Set problem
Exactly reproduce the entries, dropping any pictures from your copy.

Data provided
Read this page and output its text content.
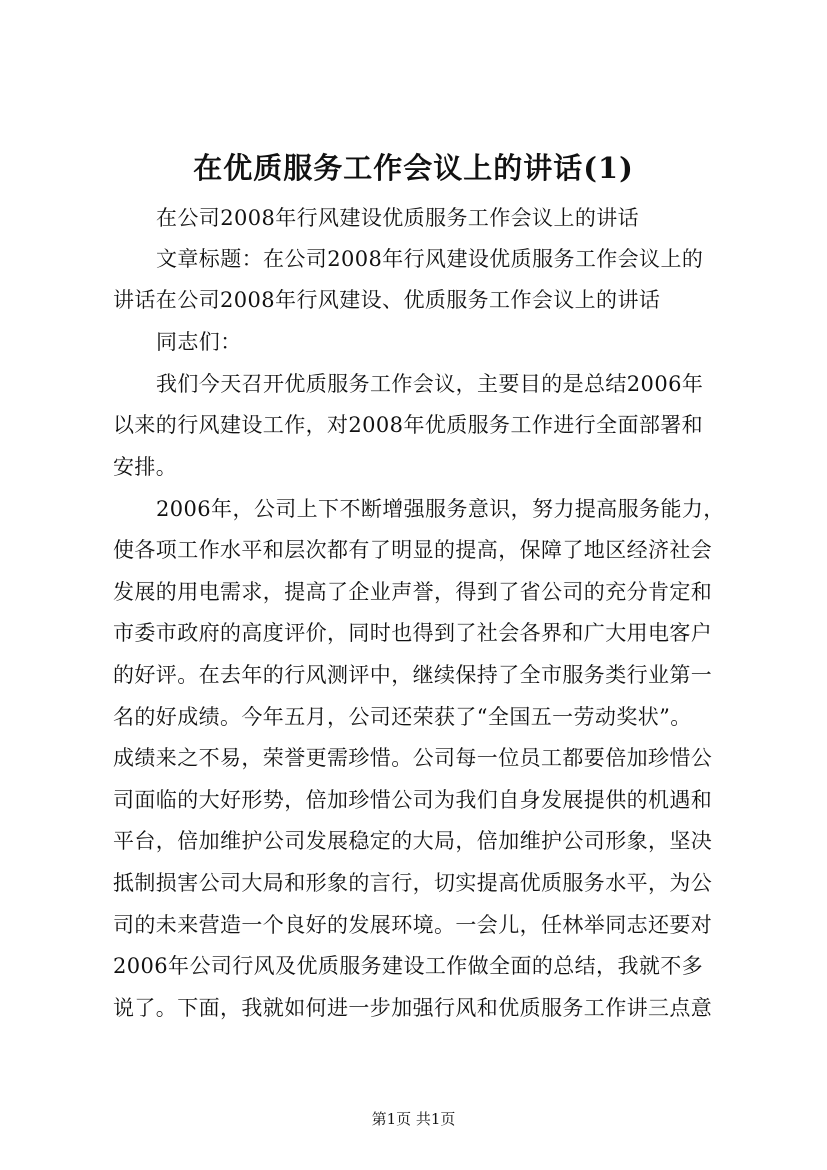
在优质服务工作会议上的讲话(1)
在公司2008年行风建设优质服务工作会议上的讲话
文章标题：在公司2008年行风建设优质服务工作会议上的
讲话在公司2008年行风建设、优质服务工作会议上的讲话
同志们：
我们今天召开优质服务工作会议，主要目的是总结2006年
以来的行风建设工作，对2008年优质服务工作进行全面部署和
安排。
2006年，公司上下不断增强服务意识，努力提高服务能力，
使各项工作水平和层次都有了明显的提高，保障了地区经济社会
发展的用电需求，提高了企业声誉，得到了省公司的充分肯定和
市委市政府的高度评价，同时也得到了社会各界和广大用电客户
的好评。在去年的行风测评中，继续保持了全市服务类行业第一
名的好成绩。今年五月，公司还荣获了“全国五一劳动奖状”。
成绩来之不易，荣誉更需珍惜。公司每一位员工都要倍加珍惜公
司面临的大好形势，倍加珍惜公司为我们自身发展提供的机遇和
平台，倍加维护公司发展稳定的大局，倍加维护公司形象，坚决
抵制损害公司大局和形象的言行，切实提高优质服务水平，为公
司的未来营造一个良好的发展环境。一会儿，任林举同志还要对
2006年公司行风及优质服务建设工作做全面的总结，我就不多
说了。下面，我就如何进一步加强行风和优质服务工作讲三点意
第1页 共1页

Completed task
Read this page and output its text content.
在优质服务工作会议上的讲话(1)
在公司2008年行风建设优质服务工作会议上的讲话
文章标题：在公司2008年行风建设优质服务工作会议上的
讲话在公司2008年行风建设、优质服务工作会议上的讲话
同志们：
我们今天召开优质服务工作会议，主要目的是总结2006年
以来的行风建设工作，对2008年优质服务工作进行全面部署和
安排。
2006年，公司上下不断增强服务意识，努力提高服务能力，
使各项工作水平和层次都有了明显的提高，保障了地区经济社会
发展的用电需求，提高了企业声誉，得到了省公司的充分肯定和
市委市政府的高度评价，同时也得到了社会各界和广大用电客户
的好评。在去年的行风测评中，继续保持了全市服务类行业第一
名的好成绩。今年五月，公司还荣获了“全国五一劳动奖状”。
成绩来之不易，荣誉更需珍惜。公司每一位员工都要倍加珍惜公
司面临的大好形势，倍加珍惜公司为我们自身发展提供的机遇和
平台，倍加维护公司发展稳定的大局，倍加维护公司形象，坚决
抵制损害公司大局和形象的言行，切实提高优质服务水平，为公
司的未来营造一个良好的发展环境。一会儿，任林举同志还要对
2006年公司行风及优质服务建设工作做全面的总结，我就不多
说了。下面，我就如何进一步加强行风和优质服务工作讲三点意
第1页 共1页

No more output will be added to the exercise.